## [YOUR INSTRUCTIONS]
Only the number is wanted: how many lines of the data contain "subcritical"?

○ ○ ○ ○

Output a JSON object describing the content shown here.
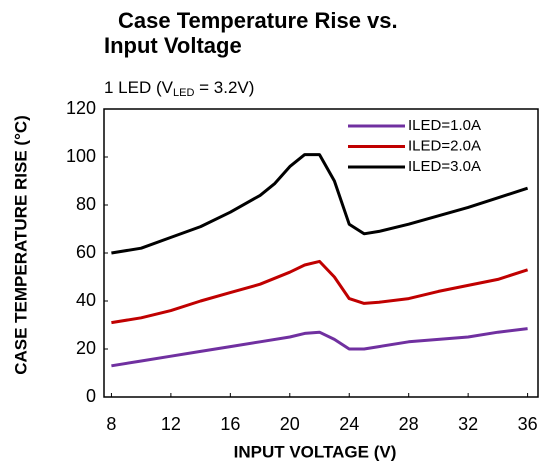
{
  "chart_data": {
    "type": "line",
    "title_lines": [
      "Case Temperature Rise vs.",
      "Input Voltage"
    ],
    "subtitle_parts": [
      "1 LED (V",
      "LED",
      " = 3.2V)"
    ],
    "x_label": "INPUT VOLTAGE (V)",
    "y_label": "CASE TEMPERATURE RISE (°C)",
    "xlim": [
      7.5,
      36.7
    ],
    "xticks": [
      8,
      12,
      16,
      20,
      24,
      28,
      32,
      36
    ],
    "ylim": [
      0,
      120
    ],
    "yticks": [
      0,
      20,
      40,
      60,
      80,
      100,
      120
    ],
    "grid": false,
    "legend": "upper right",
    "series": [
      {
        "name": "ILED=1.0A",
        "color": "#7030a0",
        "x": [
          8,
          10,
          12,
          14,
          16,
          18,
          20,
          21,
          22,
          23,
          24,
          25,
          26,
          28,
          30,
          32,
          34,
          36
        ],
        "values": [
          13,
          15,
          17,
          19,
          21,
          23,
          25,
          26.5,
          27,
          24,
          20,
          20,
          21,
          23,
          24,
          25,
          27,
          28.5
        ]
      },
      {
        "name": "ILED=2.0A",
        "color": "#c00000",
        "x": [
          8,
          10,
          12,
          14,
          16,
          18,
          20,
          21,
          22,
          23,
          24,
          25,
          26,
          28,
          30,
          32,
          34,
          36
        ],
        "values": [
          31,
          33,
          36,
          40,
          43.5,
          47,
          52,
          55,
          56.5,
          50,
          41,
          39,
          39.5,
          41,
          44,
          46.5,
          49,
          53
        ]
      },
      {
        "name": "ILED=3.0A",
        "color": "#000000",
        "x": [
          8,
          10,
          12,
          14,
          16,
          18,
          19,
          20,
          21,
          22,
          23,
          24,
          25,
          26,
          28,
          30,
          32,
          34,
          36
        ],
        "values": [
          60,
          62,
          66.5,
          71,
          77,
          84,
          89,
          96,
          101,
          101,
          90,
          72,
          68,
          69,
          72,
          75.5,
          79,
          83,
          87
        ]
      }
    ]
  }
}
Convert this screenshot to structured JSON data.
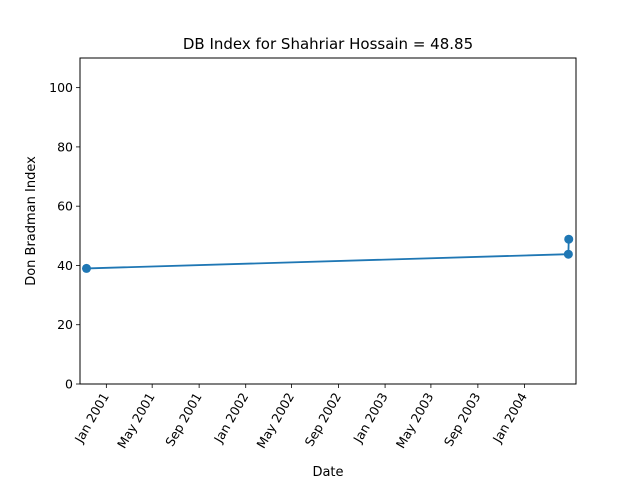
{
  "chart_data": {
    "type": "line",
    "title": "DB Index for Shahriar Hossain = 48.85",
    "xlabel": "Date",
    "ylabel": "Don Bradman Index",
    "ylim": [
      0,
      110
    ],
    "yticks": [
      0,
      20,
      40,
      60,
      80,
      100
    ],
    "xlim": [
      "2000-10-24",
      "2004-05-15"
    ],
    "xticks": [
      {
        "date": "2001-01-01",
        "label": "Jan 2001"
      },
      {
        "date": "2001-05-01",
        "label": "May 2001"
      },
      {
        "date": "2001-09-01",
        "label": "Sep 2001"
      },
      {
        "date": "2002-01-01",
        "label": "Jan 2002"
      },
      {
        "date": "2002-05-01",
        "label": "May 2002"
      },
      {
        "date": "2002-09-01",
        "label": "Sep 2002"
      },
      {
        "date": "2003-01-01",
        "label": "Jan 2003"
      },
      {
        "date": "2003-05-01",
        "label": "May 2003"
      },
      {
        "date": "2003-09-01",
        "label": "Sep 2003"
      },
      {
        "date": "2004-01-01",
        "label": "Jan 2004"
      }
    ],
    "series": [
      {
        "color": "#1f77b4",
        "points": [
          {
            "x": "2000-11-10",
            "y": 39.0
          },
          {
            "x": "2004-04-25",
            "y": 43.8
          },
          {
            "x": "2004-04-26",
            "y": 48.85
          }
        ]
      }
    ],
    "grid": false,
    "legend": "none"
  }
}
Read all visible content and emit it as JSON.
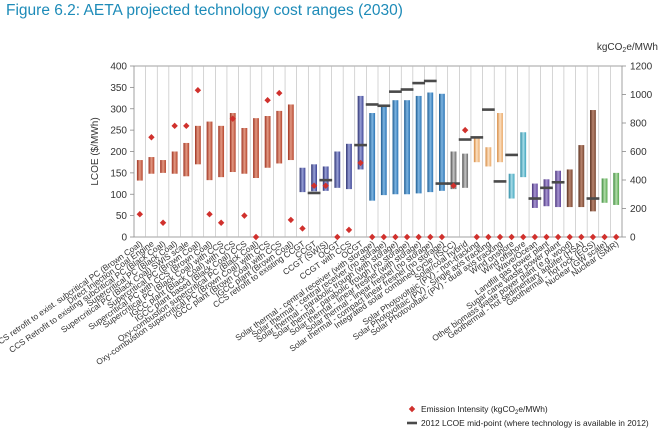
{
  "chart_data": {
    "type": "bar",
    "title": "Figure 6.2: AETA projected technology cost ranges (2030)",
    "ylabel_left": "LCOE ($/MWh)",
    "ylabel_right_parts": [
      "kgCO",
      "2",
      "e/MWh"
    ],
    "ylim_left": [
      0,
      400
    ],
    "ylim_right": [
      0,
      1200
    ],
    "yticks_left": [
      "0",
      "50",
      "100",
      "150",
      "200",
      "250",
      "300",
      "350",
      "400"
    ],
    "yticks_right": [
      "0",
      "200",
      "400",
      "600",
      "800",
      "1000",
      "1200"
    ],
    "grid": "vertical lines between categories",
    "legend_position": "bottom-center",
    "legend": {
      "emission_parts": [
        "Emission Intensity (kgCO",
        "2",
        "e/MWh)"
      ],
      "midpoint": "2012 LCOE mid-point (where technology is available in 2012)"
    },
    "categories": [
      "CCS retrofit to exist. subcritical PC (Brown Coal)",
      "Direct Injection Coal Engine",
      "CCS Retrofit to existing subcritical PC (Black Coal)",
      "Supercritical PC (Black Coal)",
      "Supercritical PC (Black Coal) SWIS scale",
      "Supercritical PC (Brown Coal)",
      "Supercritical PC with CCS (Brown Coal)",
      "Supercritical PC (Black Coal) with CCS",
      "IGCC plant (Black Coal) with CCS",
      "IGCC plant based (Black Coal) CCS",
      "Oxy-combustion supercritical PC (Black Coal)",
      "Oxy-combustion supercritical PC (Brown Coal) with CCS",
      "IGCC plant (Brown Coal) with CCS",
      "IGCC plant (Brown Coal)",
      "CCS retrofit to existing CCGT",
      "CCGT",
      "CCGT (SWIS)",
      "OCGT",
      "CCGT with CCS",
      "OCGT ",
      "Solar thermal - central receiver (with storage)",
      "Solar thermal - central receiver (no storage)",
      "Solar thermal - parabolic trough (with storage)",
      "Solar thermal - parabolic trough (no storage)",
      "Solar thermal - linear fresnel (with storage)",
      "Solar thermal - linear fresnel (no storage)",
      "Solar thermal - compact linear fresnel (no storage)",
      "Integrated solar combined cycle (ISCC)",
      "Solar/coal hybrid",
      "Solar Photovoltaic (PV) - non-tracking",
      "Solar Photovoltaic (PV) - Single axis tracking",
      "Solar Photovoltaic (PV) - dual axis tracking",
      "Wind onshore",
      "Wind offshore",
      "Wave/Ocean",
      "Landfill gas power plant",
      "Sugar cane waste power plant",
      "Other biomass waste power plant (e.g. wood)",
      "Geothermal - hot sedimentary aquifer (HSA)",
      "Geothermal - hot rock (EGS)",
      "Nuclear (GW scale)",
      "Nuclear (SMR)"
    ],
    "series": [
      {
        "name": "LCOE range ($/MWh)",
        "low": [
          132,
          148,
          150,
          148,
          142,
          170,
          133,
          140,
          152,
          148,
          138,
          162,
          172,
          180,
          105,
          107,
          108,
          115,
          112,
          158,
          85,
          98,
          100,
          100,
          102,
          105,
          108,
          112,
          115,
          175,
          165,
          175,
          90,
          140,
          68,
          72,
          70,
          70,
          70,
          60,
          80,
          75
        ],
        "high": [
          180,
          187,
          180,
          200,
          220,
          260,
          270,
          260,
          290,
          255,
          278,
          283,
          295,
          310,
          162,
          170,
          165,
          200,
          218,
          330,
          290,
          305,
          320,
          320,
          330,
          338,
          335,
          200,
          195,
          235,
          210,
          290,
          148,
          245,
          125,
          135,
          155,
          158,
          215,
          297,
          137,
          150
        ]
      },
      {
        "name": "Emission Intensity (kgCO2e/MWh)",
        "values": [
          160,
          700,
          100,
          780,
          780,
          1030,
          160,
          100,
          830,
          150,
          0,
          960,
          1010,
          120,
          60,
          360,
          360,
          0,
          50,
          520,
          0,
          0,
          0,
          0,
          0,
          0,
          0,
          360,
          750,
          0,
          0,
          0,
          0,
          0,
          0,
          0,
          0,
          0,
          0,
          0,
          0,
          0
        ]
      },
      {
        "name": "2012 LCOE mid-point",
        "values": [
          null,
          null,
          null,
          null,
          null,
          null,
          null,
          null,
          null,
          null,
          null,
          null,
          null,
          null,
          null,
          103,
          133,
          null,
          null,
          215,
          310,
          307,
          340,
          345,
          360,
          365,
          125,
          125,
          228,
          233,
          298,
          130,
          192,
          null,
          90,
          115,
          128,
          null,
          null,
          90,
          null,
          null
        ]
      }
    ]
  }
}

○ ○ ○ ○

## [SOLUTION TO THIS PROBLEM]
2